Written instruction: Extract each line of the records below that contains the word "JSON".

Stored rows:
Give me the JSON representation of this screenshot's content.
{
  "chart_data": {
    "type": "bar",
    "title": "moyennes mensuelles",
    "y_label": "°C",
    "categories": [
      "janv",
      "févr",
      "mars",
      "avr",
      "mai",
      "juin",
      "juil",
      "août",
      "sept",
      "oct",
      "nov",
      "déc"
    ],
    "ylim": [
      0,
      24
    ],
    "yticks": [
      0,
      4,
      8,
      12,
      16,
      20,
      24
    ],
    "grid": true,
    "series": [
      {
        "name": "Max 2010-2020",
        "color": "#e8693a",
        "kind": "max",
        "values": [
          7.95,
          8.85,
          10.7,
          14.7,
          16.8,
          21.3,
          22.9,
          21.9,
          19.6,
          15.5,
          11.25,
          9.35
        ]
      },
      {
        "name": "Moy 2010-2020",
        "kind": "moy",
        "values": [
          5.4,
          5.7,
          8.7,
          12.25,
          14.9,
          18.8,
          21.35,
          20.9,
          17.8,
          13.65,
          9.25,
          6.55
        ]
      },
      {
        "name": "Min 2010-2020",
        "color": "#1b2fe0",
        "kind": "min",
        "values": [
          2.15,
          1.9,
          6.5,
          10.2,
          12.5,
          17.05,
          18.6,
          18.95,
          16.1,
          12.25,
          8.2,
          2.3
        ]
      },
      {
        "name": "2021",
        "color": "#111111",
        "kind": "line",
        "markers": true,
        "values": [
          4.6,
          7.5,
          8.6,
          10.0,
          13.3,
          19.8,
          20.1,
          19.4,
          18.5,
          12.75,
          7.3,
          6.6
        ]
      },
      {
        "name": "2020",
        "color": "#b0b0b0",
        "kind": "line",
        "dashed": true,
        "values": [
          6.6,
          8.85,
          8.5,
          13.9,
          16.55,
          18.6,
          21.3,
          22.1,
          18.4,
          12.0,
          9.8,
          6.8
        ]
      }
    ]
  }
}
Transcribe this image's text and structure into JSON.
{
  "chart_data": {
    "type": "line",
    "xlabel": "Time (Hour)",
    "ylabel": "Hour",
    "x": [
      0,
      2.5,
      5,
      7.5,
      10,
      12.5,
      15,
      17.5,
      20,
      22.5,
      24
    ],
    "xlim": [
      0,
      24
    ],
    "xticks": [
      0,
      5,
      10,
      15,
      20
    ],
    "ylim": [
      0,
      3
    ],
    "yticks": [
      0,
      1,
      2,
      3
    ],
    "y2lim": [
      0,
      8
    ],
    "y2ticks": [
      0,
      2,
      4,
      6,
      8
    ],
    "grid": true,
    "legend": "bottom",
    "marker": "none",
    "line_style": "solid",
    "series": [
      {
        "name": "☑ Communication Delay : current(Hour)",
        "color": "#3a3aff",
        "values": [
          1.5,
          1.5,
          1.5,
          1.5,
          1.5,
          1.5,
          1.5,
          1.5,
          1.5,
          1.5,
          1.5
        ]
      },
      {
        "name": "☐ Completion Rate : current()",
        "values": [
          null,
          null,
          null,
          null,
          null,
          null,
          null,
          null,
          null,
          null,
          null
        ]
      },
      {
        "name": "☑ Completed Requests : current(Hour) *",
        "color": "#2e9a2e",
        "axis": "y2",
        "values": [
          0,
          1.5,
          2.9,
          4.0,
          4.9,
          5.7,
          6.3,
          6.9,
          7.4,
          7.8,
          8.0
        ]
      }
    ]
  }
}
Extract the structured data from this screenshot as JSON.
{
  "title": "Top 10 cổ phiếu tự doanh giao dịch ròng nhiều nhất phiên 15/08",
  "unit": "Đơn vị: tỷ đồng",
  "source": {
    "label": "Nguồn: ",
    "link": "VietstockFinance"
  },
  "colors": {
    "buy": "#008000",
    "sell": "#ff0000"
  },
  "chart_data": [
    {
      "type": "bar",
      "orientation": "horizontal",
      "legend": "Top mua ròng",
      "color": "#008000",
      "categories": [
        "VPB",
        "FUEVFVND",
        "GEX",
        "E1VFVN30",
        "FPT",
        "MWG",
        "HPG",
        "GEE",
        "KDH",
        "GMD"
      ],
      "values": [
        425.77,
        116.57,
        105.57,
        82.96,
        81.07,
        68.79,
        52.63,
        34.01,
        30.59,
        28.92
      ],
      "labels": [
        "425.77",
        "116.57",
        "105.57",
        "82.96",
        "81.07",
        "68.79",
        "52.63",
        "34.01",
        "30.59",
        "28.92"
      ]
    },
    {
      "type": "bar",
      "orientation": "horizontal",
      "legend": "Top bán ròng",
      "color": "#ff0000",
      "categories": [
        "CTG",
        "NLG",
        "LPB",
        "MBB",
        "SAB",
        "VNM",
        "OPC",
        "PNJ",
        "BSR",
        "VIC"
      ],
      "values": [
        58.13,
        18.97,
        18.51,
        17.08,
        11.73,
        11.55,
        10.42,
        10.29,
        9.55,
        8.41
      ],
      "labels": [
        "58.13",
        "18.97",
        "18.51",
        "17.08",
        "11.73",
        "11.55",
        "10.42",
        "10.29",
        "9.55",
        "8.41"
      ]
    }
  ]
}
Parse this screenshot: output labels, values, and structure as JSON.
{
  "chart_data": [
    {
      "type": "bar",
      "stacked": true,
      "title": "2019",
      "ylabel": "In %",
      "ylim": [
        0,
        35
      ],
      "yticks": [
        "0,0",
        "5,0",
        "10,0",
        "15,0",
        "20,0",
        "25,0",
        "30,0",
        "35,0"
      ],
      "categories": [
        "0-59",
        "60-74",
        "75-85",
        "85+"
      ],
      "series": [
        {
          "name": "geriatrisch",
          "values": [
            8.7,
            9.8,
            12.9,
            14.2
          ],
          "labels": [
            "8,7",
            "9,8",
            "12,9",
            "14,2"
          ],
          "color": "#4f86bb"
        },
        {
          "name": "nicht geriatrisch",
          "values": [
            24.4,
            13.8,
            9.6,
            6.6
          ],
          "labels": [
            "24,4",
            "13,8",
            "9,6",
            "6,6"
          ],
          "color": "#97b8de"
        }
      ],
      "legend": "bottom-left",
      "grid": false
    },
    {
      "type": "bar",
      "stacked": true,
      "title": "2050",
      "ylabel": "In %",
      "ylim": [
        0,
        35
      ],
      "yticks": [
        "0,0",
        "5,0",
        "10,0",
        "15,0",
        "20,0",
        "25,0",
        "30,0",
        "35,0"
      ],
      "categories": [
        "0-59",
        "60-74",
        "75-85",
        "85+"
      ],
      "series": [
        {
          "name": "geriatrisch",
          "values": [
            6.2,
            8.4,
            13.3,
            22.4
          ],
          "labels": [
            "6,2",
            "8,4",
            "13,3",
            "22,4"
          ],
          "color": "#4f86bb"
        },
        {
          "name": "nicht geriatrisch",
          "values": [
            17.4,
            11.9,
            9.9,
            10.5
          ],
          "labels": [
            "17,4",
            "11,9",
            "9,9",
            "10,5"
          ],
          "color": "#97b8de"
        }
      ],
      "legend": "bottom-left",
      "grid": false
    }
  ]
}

Solution:
Give me the JSON representation of this screenshot's content.
Transcribe this image's text and structure into JSON.
Extract the structured data from this screenshot as JSON.
Parse this screenshot: output labels, values, and structure as JSON.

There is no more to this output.